**EXERCISE INSTRUCTIONS:** Every line in the listing is to be echoed verbatim.

**Dataset records:**
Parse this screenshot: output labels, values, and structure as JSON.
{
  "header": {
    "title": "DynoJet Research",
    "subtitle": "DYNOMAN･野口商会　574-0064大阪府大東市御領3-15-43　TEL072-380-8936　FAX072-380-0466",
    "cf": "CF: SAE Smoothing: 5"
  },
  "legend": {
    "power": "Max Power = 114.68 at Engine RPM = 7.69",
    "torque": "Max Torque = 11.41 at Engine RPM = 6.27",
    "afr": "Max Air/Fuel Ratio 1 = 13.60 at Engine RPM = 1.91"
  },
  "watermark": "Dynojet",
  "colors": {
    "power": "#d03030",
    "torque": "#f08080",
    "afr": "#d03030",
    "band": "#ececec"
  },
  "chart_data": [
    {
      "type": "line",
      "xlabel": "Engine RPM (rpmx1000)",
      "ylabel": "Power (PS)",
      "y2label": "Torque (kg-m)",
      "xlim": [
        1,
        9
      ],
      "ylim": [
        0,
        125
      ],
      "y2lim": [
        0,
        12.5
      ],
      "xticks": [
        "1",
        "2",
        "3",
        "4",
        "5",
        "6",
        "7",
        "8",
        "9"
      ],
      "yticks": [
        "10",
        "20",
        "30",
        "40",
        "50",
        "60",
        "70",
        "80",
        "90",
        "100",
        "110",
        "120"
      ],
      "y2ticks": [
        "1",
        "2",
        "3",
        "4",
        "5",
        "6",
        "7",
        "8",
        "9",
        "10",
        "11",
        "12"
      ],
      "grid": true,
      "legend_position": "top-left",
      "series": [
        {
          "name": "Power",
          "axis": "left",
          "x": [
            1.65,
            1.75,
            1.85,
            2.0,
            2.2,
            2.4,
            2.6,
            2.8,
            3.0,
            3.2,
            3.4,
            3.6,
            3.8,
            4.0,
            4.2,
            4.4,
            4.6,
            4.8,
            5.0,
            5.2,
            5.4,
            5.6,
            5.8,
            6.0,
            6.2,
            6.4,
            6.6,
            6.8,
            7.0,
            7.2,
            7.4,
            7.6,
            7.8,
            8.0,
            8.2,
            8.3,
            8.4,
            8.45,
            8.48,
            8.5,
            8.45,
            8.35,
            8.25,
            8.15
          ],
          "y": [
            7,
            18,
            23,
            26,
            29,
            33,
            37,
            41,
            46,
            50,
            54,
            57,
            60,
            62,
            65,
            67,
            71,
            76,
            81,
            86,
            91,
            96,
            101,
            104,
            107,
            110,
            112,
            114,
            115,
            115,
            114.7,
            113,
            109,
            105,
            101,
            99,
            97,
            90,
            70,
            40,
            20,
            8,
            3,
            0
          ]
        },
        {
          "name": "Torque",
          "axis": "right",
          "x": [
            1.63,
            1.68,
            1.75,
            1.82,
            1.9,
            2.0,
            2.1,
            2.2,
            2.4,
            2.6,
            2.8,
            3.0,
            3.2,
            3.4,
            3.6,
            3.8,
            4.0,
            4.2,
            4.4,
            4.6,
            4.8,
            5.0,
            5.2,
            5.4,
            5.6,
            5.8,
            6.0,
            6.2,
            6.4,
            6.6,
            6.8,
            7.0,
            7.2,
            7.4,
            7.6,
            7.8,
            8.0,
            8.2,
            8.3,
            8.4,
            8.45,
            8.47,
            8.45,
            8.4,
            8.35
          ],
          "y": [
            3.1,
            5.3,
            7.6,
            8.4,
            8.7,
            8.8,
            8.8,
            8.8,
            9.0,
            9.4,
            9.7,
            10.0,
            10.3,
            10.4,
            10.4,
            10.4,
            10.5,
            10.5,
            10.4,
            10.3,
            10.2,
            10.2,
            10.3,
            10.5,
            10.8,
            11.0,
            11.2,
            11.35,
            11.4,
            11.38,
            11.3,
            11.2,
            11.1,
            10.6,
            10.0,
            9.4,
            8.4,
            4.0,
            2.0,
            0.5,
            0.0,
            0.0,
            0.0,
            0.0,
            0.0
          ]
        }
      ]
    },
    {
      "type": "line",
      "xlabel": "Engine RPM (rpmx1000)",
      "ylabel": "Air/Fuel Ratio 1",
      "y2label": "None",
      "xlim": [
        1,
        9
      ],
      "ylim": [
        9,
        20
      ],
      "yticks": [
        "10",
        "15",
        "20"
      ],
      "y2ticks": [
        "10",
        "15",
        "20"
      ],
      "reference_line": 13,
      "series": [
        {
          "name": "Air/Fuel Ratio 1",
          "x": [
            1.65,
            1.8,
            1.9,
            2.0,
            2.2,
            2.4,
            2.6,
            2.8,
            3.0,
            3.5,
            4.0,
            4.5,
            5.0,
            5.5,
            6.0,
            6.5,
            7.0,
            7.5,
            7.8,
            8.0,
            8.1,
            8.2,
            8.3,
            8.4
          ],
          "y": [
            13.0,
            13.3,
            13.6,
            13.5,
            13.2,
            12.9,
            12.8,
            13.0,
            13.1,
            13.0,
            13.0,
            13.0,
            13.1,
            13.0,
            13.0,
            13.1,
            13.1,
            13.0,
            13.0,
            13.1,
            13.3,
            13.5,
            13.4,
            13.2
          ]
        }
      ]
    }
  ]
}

**RESULT OF THE TASK:**
Parse this screenshot: output labels, values, and structure as JSON.
{
  "header": {
    "title": "DynoJet Research",
    "subtitle": "DYNOMAN･野口商会　574-0064大阪府大東市御領3-15-43　TEL072-380-8936　FAX072-380-0466",
    "cf": "CF: SAE Smoothing: 5"
  },
  "legend": {
    "power": "Max Power = 114.68 at Engine RPM = 7.69",
    "torque": "Max Torque = 11.41 at Engine RPM = 6.27",
    "afr": "Max Air/Fuel Ratio 1 = 13.60 at Engine RPM = 1.91"
  },
  "watermark": "Dynojet",
  "colors": {
    "power": "#d03030",
    "torque": "#f08080",
    "afr": "#d03030",
    "band": "#ececec"
  },
  "chart_data": [
    {
      "type": "line",
      "xlabel": "Engine RPM (rpmx1000)",
      "ylabel": "Power (PS)",
      "y2label": "Torque (kg-m)",
      "xlim": [
        1,
        9
      ],
      "ylim": [
        0,
        125
      ],
      "y2lim": [
        0,
        12.5
      ],
      "xticks": [
        "1",
        "2",
        "3",
        "4",
        "5",
        "6",
        "7",
        "8",
        "9"
      ],
      "yticks": [
        "10",
        "20",
        "30",
        "40",
        "50",
        "60",
        "70",
        "80",
        "90",
        "100",
        "110",
        "120"
      ],
      "y2ticks": [
        "1",
        "2",
        "3",
        "4",
        "5",
        "6",
        "7",
        "8",
        "9",
        "10",
        "11",
        "12"
      ],
      "grid": true,
      "legend_position": "top-left",
      "series": [
        {
          "name": "Power",
          "axis": "left",
          "x": [
            1.65,
            1.75,
            1.85,
            2.0,
            2.2,
            2.4,
            2.6,
            2.8,
            3.0,
            3.2,
            3.4,
            3.6,
            3.8,
            4.0,
            4.2,
            4.4,
            4.6,
            4.8,
            5.0,
            5.2,
            5.4,
            5.6,
            5.8,
            6.0,
            6.2,
            6.4,
            6.6,
            6.8,
            7.0,
            7.2,
            7.4,
            7.6,
            7.8,
            8.0,
            8.2,
            8.3,
            8.4,
            8.45,
            8.48,
            8.5,
            8.45,
            8.35,
            8.25,
            8.15
          ],
          "y": [
            7,
            18,
            23,
            26,
            29,
            33,
            37,
            41,
            46,
            50,
            54,
            57,
            60,
            62,
            65,
            67,
            71,
            76,
            81,
            86,
            91,
            96,
            101,
            104,
            107,
            110,
            112,
            114,
            115,
            115,
            114.7,
            113,
            109,
            105,
            101,
            99,
            97,
            90,
            70,
            40,
            20,
            8,
            3,
            0
          ]
        },
        {
          "name": "Torque",
          "axis": "right",
          "x": [
            1.63,
            1.68,
            1.75,
            1.82,
            1.9,
            2.0,
            2.1,
            2.2,
            2.4,
            2.6,
            2.8,
            3.0,
            3.2,
            3.4,
            3.6,
            3.8,
            4.0,
            4.2,
            4.4,
            4.6,
            4.8,
            5.0,
            5.2,
            5.4,
            5.6,
            5.8,
            6.0,
            6.2,
            6.4,
            6.6,
            6.8,
            7.0,
            7.2,
            7.4,
            7.6,
            7.8,
            8.0,
            8.2,
            8.3,
            8.4,
            8.45,
            8.47,
            8.45,
            8.4,
            8.35
          ],
          "y": [
            3.1,
            5.3,
            7.6,
            8.4,
            8.7,
            8.8,
            8.8,
            8.8,
            9.0,
            9.4,
            9.7,
            10.0,
            10.3,
            10.4,
            10.4,
            10.4,
            10.5,
            10.5,
            10.4,
            10.3,
            10.2,
            10.2,
            10.3,
            10.5,
            10.8,
            11.0,
            11.2,
            11.35,
            11.4,
            11.38,
            11.3,
            11.2,
            11.1,
            10.6,
            10.0,
            9.4,
            8.4,
            4.0,
            2.0,
            0.5,
            0.0,
            0.0,
            0.0,
            0.0,
            0.0
          ]
        }
      ]
    },
    {
      "type": "line",
      "xlabel": "Engine RPM (rpmx1000)",
      "ylabel": "Air/Fuel Ratio 1",
      "y2label": "None",
      "xlim": [
        1,
        9
      ],
      "ylim": [
        9,
        20
      ],
      "yticks": [
        "10",
        "15",
        "20"
      ],
      "y2ticks": [
        "10",
        "15",
        "20"
      ],
      "reference_line": 13,
      "series": [
        {
          "name": "Air/Fuel Ratio 1",
          "x": [
            1.65,
            1.8,
            1.9,
            2.0,
            2.2,
            2.4,
            2.6,
            2.8,
            3.0,
            3.5,
            4.0,
            4.5,
            5.0,
            5.5,
            6.0,
            6.5,
            7.0,
            7.5,
            7.8,
            8.0,
            8.1,
            8.2,
            8.3,
            8.4
          ],
          "y": [
            13.0,
            13.3,
            13.6,
            13.5,
            13.2,
            12.9,
            12.8,
            13.0,
            13.1,
            13.0,
            13.0,
            13.0,
            13.1,
            13.0,
            13.0,
            13.1,
            13.1,
            13.0,
            13.0,
            13.1,
            13.3,
            13.5,
            13.4,
            13.2
          ]
        }
      ]
    }
  ]
}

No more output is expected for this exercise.